*PROBLEM REQUIREMENTS*.
Copy each entry as it stands, leaving nothing out.

*DATASET CONTENT*.
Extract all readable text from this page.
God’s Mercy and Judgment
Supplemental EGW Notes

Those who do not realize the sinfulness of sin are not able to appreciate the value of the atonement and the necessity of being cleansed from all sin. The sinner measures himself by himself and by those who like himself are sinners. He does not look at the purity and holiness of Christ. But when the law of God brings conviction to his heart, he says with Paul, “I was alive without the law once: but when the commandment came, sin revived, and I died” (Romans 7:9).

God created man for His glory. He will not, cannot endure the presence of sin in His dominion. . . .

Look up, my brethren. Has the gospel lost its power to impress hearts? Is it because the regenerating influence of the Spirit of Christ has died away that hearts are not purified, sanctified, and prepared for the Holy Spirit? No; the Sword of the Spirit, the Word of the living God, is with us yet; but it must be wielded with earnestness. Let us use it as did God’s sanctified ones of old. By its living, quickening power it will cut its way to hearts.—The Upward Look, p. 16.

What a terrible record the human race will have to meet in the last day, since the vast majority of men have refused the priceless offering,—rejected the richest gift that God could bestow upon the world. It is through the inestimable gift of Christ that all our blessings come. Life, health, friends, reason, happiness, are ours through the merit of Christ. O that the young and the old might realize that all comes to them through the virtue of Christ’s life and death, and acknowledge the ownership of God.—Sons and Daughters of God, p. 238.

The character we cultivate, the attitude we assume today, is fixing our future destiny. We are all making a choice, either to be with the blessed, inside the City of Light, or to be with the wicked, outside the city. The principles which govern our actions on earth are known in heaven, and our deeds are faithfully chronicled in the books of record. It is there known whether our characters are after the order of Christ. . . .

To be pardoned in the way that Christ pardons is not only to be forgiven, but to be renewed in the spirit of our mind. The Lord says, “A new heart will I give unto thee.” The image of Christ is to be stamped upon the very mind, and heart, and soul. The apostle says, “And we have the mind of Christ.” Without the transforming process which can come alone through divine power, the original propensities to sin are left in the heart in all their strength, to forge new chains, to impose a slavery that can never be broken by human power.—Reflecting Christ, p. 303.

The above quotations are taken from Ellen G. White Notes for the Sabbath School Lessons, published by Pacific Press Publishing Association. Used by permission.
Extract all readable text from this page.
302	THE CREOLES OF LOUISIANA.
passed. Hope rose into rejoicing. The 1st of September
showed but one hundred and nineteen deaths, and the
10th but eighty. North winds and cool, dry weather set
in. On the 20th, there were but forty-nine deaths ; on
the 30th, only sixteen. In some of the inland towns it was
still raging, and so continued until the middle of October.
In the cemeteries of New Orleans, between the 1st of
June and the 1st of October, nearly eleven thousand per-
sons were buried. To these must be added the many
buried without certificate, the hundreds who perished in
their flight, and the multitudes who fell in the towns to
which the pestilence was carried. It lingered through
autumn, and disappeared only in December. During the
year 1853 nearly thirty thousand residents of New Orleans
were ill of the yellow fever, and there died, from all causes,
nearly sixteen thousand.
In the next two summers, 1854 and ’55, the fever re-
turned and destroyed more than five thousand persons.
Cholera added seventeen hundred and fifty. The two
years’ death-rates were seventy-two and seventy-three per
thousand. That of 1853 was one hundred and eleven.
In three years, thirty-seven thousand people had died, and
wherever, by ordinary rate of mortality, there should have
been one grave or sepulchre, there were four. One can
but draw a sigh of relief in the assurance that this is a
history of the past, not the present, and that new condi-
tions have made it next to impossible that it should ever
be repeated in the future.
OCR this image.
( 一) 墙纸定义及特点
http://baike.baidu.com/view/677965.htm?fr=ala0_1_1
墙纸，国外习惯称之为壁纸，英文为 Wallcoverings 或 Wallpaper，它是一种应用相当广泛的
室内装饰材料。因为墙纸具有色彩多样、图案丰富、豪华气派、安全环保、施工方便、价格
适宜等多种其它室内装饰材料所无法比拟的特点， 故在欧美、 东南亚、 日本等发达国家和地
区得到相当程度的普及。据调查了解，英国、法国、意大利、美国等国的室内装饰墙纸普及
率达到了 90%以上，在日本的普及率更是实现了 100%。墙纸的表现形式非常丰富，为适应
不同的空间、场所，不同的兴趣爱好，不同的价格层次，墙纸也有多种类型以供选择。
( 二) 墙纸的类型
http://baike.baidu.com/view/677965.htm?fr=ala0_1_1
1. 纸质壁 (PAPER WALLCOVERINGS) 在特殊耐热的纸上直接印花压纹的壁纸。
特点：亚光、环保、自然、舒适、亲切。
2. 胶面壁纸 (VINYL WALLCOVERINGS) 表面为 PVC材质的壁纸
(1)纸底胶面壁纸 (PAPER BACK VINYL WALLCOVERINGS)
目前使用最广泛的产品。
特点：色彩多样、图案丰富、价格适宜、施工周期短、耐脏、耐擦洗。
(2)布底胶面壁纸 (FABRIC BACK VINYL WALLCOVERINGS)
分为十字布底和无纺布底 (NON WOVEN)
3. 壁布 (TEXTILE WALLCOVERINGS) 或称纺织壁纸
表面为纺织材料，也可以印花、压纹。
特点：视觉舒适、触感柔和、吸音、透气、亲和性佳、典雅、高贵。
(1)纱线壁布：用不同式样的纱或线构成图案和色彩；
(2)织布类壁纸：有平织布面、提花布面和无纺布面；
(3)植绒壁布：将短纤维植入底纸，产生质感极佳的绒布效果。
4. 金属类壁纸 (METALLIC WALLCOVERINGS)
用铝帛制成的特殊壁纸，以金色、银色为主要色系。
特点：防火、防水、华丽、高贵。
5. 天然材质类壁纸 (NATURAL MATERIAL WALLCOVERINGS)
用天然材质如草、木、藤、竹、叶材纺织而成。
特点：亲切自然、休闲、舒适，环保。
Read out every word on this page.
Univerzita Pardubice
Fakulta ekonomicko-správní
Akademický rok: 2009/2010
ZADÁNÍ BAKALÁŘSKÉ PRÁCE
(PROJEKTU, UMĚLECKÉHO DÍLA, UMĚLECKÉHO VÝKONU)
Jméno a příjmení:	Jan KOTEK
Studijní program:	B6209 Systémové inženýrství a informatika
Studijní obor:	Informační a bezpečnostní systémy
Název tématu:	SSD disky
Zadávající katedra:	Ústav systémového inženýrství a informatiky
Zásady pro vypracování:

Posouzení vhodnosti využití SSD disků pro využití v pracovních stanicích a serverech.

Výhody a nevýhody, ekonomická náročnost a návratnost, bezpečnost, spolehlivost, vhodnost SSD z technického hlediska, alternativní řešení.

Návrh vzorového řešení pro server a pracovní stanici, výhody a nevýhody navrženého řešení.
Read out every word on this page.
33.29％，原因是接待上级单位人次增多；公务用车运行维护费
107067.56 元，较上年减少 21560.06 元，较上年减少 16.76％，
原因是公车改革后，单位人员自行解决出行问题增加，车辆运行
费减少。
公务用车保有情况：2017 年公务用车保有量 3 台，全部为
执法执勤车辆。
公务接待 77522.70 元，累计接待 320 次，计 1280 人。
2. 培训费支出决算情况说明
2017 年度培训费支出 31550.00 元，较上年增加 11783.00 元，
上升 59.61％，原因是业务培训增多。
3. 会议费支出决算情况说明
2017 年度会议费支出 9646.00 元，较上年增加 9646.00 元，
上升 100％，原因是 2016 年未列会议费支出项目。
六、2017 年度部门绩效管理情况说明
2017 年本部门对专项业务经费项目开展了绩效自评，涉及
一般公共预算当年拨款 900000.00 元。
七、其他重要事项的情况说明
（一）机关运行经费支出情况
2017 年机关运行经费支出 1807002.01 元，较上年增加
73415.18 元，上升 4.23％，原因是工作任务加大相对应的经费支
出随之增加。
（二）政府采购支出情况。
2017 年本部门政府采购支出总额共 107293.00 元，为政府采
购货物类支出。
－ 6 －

*SOLUTION TO THE PROBLEM*.
Extract all readable text from this page.
God’s Mercy and Judgment
Supplemental EGW Notes

Those who do not realize the sinfulness of sin are not able to appreciate the value of the atonement and the necessity of being cleansed from all sin. The sinner measures himself by himself and by those who like himself are sinners. He does not look at the purity and holiness of Christ. But when the law of God brings conviction to his heart, he says with Paul, “I was alive without the law once: but when the commandment came, sin revived, and I died” (Romans 7:9).

God created man for His glory. He will not, cannot endure the presence of sin in His dominion. . . .

Look up, my brethren. Has the gospel lost its power to impress hearts? Is it because the regenerating influence of the Spirit of Christ has died away that hearts are not purified, sanctified, and prepared for the Holy Spirit? No; the Sword of the Spirit, the Word of the living God, is with us yet; but it must be wielded with earnestness. Let us use it as did God’s sanctified ones of old. By its living, quickening power it will cut its way to hearts.—The Upward Look, p. 16.

What a terrible record the human race will have to meet in the last day, since the vast majority of men have refused the priceless offering,—rejected the richest gift that God could bestow upon the world. It is through the inestimable gift of Christ that all our blessings come. Life, health, friends, reason, happiness, are ours through the merit of Christ. O that the young and the old might realize that all comes to them through the virtue of Christ’s life and death, and acknowledge the ownership of God.—Sons and Daughters of God, p. 238.

The character we cultivate, the attitude we assume today, is fixing our future destiny. We are all making a choice, either to be with the blessed, inside the City of Light, or to be with the wicked, outside the city. The principles which govern our actions on earth are known in heaven, and our deeds are faithfully chronicled in the books of record. It is there known whether our characters are after the order of Christ. . . .

To be pardoned in the way that Christ pardons is not only to be forgiven, but to be renewed in the spirit of our mind. The Lord says, “A new heart will I give unto thee.” The image of Christ is to be stamped upon the very mind, and heart, and soul. The apostle says, “And we have the mind of Christ.” Without the transforming process which can come alone through divine power, the original propensities to sin are left in the heart in all their strength, to forge new chains, to impose a slavery that can never be broken by human power.—Reflecting Christ, p. 303.

The above quotations are taken from Ellen G. White Notes for the Sabbath School Lessons, published by Pacific Press Publishing Association. Used by permission.
Extract all readable text from this page.
302	THE CREOLES OF LOUISIANA.
passed. Hope rose into rejoicing. The 1st of September
showed but one hundred and nineteen deaths, and the
10th but eighty. North winds and cool, dry weather set
in. On the 20th, there were but forty-nine deaths ; on
the 30th, only sixteen. In some of the inland towns it was
still raging, and so continued until the middle of October.
In the cemeteries of New Orleans, between the 1st of
June and the 1st of October, nearly eleven thousand per-
sons were buried. To these must be added the many
buried without certificate, the hundreds who perished in
their flight, and the multitudes who fell in the towns to
which the pestilence was carried. It lingered through
autumn, and disappeared only in December. During the
year 1853 nearly thirty thousand residents of New Orleans
were ill of the yellow fever, and there died, from all causes,
nearly sixteen thousand.
In the next two summers, 1854 and ’55, the fever re-
turned and destroyed more than five thousand persons.
Cholera added seventeen hundred and fifty. The two
years’ death-rates were seventy-two and seventy-three per
thousand. That of 1853 was one hundred and eleven.
In three years, thirty-seven thousand people had died, and
wherever, by ordinary rate of mortality, there should have
been one grave or sepulchre, there were four. One can
but draw a sigh of relief in the assurance that this is a
history of the past, not the present, and that new condi-
tions have made it next to impossible that it should ever
be repeated in the future.
OCR this image.
( 一) 墙纸定义及特点
http://baike.baidu.com/view/677965.htm?fr=ala0_1_1
墙纸，国外习惯称之为壁纸，英文为 Wallcoverings 或 Wallpaper，它是一种应用相当广泛的
室内装饰材料。因为墙纸具有色彩多样、图案丰富、豪华气派、安全环保、施工方便、价格
适宜等多种其它室内装饰材料所无法比拟的特点， 故在欧美、 东南亚、 日本等发达国家和地
区得到相当程度的普及。据调查了解，英国、法国、意大利、美国等国的室内装饰墙纸普及
率达到了 90%以上，在日本的普及率更是实现了 100%。墙纸的表现形式非常丰富，为适应
不同的空间、场所，不同的兴趣爱好，不同的价格层次，墙纸也有多种类型以供选择。
( 二) 墙纸的类型
http://baike.baidu.com/view/677965.htm?fr=ala0_1_1
1. 纸质壁 (PAPER WALLCOVERINGS) 在特殊耐热的纸上直接印花压纹的壁纸。
特点：亚光、环保、自然、舒适、亲切。
2. 胶面壁纸 (VINYL WALLCOVERINGS) 表面为 PVC材质的壁纸
(1)纸底胶面壁纸 (PAPER BACK VINYL WALLCOVERINGS)
目前使用最广泛的产品。
特点：色彩多样、图案丰富、价格适宜、施工周期短、耐脏、耐擦洗。
(2)布底胶面壁纸 (FABRIC BACK VINYL WALLCOVERINGS)
分为十字布底和无纺布底 (NON WOVEN)
3. 壁布 (TEXTILE WALLCOVERINGS) 或称纺织壁纸
表面为纺织材料，也可以印花、压纹。
特点：视觉舒适、触感柔和、吸音、透气、亲和性佳、典雅、高贵。
(1)纱线壁布：用不同式样的纱或线构成图案和色彩；
(2)织布类壁纸：有平织布面、提花布面和无纺布面；
(3)植绒壁布：将短纤维植入底纸，产生质感极佳的绒布效果。
4. 金属类壁纸 (METALLIC WALLCOVERINGS)
用铝帛制成的特殊壁纸，以金色、银色为主要色系。
特点：防火、防水、华丽、高贵。
5. 天然材质类壁纸 (NATURAL MATERIAL WALLCOVERINGS)
用天然材质如草、木、藤、竹、叶材纺织而成。
特点：亲切自然、休闲、舒适，环保。
Read out every word on this page.
Univerzita Pardubice
Fakulta ekonomicko-správní
Akademický rok: 2009/2010
ZADÁNÍ BAKALÁŘSKÉ PRÁCE
(PROJEKTU, UMĚLECKÉHO DÍLA, UMĚLECKÉHO VÝKONU)
Jméno a příjmení:	Jan KOTEK
Studijní program:	B6209 Systémové inženýrství a informatika
Studijní obor:	Informační a bezpečnostní systémy
Název tématu:	SSD disky
Zadávající katedra:	Ústav systémového inženýrství a informatiky
Zásady pro vypracování:

Posouzení vhodnosti využití SSD disků pro využití v pracovních stanicích a serverech.

Výhody a nevýhody, ekonomická náročnost a návratnost, bezpečnost, spolehlivost, vhodnost SSD z technického hlediska, alternativní řešení.

Návrh vzorového řešení pro server a pracovní stanici, výhody a nevýhody navrženého řešení.
Read out every word on this page.
33.29％，原因是接待上级单位人次增多；公务用车运行维护费
107067.56 元，较上年减少 21560.06 元，较上年减少 16.76％，
原因是公车改革后，单位人员自行解决出行问题增加，车辆运行
费减少。
公务用车保有情况：2017 年公务用车保有量 3 台，全部为
执法执勤车辆。
公务接待 77522.70 元，累计接待 320 次，计 1280 人。
2. 培训费支出决算情况说明
2017 年度培训费支出 31550.00 元，较上年增加 11783.00 元，
上升 59.61％，原因是业务培训增多。
3. 会议费支出决算情况说明
2017 年度会议费支出 9646.00 元，较上年增加 9646.00 元，
上升 100％，原因是 2016 年未列会议费支出项目。
六、2017 年度部门绩效管理情况说明
2017 年本部门对专项业务经费项目开展了绩效自评，涉及
一般公共预算当年拨款 900000.00 元。
七、其他重要事项的情况说明
（一）机关运行经费支出情况
2017 年机关运行经费支出 1807002.01 元，较上年增加
73415.18 元，上升 4.23％，原因是工作任务加大相对应的经费支
出随之增加。
（二）政府采购支出情况。
2017 年本部门政府采购支出总额共 107293.00 元，为政府采
购货物类支出。
－ 6 －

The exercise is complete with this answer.